WHAT TO DO –
Each line of the listing that contains the word "ylabel" is to be copied.

Structured figure records –
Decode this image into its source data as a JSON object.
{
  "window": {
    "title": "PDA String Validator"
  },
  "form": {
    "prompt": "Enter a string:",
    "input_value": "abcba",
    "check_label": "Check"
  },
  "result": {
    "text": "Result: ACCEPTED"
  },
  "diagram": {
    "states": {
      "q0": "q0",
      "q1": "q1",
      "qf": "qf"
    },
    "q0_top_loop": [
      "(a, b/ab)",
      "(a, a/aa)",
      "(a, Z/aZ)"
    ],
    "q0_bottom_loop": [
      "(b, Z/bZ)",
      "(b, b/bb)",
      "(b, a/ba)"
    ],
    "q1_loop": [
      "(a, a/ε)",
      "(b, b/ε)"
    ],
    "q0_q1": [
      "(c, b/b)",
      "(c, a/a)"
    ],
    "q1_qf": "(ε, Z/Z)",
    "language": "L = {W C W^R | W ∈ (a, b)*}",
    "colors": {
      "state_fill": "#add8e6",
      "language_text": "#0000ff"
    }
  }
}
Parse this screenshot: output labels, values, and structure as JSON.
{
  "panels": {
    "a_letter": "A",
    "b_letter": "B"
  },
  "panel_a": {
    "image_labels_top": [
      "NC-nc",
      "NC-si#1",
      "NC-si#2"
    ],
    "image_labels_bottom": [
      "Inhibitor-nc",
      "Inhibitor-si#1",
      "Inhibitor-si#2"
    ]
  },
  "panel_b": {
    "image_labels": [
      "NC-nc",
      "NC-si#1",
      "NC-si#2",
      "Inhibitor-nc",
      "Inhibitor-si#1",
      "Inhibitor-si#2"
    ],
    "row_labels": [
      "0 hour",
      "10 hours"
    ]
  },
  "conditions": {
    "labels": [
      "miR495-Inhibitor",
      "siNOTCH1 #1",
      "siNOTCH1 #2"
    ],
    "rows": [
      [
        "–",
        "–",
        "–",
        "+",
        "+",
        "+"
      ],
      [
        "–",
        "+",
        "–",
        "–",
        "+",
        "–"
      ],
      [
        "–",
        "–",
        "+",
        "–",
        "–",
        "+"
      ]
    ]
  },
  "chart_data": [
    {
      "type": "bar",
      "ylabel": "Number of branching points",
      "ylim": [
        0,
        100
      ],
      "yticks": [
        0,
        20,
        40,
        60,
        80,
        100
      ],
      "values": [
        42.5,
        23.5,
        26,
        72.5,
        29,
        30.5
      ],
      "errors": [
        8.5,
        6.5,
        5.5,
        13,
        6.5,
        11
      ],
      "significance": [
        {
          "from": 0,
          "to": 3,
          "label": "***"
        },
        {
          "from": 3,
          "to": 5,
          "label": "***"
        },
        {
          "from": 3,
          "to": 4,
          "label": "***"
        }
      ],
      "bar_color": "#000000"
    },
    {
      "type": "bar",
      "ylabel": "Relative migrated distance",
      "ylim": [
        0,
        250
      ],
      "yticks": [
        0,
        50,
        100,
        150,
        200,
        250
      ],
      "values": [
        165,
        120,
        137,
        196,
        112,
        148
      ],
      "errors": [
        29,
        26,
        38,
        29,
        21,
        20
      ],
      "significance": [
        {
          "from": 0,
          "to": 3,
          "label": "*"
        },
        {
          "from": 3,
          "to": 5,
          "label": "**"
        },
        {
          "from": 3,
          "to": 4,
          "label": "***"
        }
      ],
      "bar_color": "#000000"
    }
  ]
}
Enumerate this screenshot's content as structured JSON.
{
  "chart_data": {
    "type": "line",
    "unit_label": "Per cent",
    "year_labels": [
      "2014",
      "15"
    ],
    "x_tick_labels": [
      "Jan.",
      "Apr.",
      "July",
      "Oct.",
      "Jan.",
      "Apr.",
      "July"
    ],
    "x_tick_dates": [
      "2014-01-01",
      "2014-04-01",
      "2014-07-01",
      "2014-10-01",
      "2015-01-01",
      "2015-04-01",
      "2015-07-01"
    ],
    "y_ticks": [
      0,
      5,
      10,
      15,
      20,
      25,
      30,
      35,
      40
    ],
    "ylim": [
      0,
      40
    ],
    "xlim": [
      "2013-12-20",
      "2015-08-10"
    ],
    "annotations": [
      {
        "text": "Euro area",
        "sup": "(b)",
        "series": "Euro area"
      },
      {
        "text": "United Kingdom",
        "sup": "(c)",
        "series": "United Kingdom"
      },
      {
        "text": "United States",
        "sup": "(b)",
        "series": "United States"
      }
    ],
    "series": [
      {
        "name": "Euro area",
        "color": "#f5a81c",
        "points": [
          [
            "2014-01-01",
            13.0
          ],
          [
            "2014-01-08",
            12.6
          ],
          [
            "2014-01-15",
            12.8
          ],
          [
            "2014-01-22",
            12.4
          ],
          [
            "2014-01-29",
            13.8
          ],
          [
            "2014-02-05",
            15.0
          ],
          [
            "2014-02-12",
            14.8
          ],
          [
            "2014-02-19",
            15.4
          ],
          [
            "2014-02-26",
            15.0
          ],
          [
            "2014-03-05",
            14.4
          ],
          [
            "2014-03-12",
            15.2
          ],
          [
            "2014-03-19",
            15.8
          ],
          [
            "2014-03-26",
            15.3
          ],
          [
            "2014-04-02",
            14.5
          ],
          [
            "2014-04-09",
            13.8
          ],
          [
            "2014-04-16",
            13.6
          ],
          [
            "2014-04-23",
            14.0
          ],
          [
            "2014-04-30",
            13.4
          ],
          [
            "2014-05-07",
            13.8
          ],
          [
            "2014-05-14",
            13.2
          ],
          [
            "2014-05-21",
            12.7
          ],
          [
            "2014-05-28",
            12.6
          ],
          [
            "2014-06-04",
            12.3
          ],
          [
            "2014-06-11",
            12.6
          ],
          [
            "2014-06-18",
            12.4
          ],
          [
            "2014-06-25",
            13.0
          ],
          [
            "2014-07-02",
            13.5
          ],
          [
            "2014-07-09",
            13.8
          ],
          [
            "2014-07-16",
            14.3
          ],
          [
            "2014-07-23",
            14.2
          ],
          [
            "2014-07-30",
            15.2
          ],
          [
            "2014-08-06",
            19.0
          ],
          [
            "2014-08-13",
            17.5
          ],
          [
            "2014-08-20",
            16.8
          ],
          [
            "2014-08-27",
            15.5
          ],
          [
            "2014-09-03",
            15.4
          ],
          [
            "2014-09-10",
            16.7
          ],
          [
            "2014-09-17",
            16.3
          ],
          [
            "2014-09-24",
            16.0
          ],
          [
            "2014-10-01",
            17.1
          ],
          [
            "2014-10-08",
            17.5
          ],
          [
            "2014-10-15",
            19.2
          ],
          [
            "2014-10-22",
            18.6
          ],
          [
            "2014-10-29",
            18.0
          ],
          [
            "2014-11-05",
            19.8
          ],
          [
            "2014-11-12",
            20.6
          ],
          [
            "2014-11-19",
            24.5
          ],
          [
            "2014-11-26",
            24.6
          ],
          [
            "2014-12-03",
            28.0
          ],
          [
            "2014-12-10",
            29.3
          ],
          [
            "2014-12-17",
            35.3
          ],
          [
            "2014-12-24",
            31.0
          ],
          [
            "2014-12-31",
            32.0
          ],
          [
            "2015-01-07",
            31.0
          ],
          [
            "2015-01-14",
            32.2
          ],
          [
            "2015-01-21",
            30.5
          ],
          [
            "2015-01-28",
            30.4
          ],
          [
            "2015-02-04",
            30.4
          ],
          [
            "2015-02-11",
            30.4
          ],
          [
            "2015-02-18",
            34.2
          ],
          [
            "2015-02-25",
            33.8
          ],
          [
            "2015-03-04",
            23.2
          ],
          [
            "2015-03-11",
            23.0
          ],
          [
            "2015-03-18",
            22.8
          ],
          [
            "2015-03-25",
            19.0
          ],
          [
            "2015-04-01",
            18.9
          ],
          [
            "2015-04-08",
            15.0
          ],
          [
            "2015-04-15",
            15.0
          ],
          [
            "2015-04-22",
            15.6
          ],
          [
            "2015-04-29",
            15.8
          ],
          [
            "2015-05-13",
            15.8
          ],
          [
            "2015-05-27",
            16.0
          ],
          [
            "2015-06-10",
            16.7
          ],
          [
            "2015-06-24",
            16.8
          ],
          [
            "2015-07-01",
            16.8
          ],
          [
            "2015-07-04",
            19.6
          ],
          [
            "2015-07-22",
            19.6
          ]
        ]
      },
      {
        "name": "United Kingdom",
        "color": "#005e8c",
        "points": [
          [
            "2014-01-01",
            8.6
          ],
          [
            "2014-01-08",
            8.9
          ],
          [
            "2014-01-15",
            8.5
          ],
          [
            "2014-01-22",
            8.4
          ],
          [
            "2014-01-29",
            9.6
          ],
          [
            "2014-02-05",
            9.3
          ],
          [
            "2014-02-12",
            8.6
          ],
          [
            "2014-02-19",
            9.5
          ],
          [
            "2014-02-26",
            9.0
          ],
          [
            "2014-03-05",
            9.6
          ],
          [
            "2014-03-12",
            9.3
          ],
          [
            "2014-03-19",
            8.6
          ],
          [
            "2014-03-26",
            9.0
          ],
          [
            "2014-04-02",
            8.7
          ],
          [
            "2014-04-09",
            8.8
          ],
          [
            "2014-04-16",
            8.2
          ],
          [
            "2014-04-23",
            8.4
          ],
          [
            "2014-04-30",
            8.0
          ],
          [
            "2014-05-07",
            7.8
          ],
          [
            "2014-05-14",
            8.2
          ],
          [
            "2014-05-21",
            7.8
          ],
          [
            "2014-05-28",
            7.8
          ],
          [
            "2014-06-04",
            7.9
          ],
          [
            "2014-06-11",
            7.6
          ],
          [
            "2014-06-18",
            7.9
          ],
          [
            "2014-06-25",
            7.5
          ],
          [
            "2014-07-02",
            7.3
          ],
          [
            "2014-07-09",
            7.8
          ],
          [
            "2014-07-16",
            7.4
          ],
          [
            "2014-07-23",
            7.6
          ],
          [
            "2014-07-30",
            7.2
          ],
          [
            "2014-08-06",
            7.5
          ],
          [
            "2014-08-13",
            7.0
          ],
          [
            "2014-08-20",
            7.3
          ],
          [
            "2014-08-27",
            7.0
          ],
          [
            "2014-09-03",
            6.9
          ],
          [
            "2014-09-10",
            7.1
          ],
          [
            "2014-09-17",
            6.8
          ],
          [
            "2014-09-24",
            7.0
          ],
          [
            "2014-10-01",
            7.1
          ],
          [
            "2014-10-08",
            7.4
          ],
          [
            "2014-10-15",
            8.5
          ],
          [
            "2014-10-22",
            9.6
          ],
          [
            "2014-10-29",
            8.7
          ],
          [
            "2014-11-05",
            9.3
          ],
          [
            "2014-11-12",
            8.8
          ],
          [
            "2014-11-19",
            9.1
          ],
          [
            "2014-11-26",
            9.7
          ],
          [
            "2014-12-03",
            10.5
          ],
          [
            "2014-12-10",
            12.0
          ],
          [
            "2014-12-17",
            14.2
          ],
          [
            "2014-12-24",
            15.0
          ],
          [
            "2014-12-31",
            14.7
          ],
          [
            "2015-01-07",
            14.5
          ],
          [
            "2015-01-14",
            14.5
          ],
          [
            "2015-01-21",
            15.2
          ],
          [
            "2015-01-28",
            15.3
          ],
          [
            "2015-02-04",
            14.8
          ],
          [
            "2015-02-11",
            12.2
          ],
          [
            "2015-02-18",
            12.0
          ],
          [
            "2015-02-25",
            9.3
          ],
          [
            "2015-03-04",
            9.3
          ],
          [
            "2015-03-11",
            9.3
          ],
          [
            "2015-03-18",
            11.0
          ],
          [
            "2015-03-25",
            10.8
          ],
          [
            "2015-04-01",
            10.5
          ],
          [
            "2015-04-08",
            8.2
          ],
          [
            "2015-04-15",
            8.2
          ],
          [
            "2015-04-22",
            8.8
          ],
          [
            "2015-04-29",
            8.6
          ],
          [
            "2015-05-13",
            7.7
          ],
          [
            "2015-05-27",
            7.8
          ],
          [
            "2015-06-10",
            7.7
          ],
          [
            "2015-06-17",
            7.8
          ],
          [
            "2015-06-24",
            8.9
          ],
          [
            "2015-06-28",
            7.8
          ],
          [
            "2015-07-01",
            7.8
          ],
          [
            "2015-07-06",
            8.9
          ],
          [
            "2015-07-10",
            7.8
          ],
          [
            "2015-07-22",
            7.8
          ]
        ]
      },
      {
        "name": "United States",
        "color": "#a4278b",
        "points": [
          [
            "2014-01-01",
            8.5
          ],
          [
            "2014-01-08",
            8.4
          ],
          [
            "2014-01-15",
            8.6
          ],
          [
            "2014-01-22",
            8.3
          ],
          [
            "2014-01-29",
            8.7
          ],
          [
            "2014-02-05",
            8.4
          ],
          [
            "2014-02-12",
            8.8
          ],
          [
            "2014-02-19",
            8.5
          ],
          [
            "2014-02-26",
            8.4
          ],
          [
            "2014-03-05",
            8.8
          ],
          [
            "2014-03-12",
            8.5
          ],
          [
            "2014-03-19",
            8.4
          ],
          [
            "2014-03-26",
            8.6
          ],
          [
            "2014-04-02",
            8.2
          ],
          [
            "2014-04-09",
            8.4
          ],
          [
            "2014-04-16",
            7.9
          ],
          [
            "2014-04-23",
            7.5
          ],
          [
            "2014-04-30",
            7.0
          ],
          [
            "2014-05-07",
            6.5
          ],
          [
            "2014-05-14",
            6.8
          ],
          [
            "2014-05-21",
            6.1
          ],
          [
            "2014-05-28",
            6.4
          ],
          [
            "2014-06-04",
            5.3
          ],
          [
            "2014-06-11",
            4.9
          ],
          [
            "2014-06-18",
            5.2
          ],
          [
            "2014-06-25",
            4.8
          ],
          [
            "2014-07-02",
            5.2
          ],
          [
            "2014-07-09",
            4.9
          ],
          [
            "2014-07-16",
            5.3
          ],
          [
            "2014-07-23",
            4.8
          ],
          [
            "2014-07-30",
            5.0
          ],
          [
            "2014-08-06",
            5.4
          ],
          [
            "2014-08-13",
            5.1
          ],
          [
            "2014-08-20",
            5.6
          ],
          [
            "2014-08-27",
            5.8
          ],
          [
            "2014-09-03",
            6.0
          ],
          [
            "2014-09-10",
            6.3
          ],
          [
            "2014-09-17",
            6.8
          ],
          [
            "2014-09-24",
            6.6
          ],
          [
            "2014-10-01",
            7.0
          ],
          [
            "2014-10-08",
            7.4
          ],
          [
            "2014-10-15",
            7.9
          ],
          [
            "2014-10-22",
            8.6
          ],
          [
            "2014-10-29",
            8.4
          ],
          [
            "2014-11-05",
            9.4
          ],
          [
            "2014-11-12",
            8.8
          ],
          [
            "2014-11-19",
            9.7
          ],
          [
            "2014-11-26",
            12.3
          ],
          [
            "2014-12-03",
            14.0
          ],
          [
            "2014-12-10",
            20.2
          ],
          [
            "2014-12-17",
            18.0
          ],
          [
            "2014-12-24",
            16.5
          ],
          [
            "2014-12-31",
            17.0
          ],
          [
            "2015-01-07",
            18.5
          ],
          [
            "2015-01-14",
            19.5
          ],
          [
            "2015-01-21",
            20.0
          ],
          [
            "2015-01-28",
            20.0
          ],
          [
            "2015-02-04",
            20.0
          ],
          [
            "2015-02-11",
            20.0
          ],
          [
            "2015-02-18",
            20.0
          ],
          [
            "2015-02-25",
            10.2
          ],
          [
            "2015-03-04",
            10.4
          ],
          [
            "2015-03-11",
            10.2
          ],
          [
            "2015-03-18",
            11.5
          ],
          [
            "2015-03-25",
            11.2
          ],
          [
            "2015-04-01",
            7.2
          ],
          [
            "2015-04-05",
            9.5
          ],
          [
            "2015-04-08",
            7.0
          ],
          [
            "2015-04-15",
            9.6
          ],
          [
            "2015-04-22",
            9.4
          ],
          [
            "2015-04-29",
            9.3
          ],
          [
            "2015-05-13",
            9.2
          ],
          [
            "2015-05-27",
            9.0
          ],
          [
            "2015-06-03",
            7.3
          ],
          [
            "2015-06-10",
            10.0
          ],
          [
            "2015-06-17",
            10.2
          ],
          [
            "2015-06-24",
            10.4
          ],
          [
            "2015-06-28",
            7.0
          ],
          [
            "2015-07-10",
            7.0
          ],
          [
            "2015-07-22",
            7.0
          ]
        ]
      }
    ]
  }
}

RESULT OF THE TASK –
      "ylabel": "Number of branching points",
      "ylabel": "Relative migrated distance",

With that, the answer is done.